In the copy, keep every record exact and leave out all images.

#### RECORDS FOR THE TASK:
-=-=-=-=-
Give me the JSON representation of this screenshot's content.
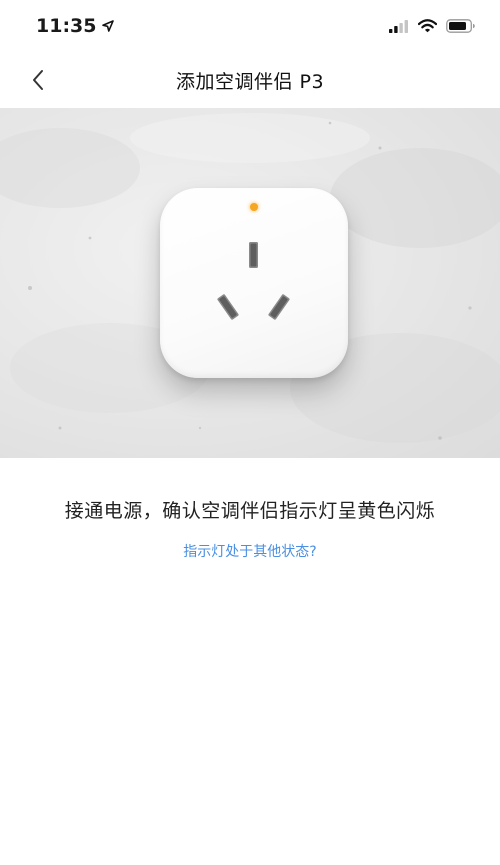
{
  "status_bar": {
    "time": "11:35",
    "icons": [
      "location-arrow-icon",
      "cellular-signal-icon",
      "wifi-icon",
      "battery-icon"
    ]
  },
  "nav": {
    "title": "添加空调伴侣 P3",
    "back_icon": "chevron-left-icon"
  },
  "hero": {
    "device": "smart-plug",
    "led_color": "#f5a623"
  },
  "instruction": {
    "text": "接通电源，确认空调伴侣指示灯呈黄色闪烁",
    "link": "指示灯处于其他状态?"
  },
  "colors": {
    "link": "#4a90e2",
    "led": "#f5a623"
  }
}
-=-=-=-=-
#### SOLUTION BELOW:
Give me the JSON representation of this screenshot's content.
{
  "status_bar": {
    "time": "11:35",
    "icons": [
      "location-arrow-icon",
      "cellular-signal-icon",
      "wifi-icon",
      "battery-icon"
    ]
  },
  "nav": {
    "title": "添加空调伴侣 P3",
    "back_icon": "chevron-left-icon"
  },
  "hero": {
    "device": "smart-plug",
    "led_color": "#f5a623"
  },
  "instruction": {
    "text": "接通电源，确认空调伴侣指示灯呈黄色闪烁",
    "link": "指示灯处于其他状态?"
  },
  "colors": {
    "link": "#4a90e2",
    "led": "#f5a623"
  }
}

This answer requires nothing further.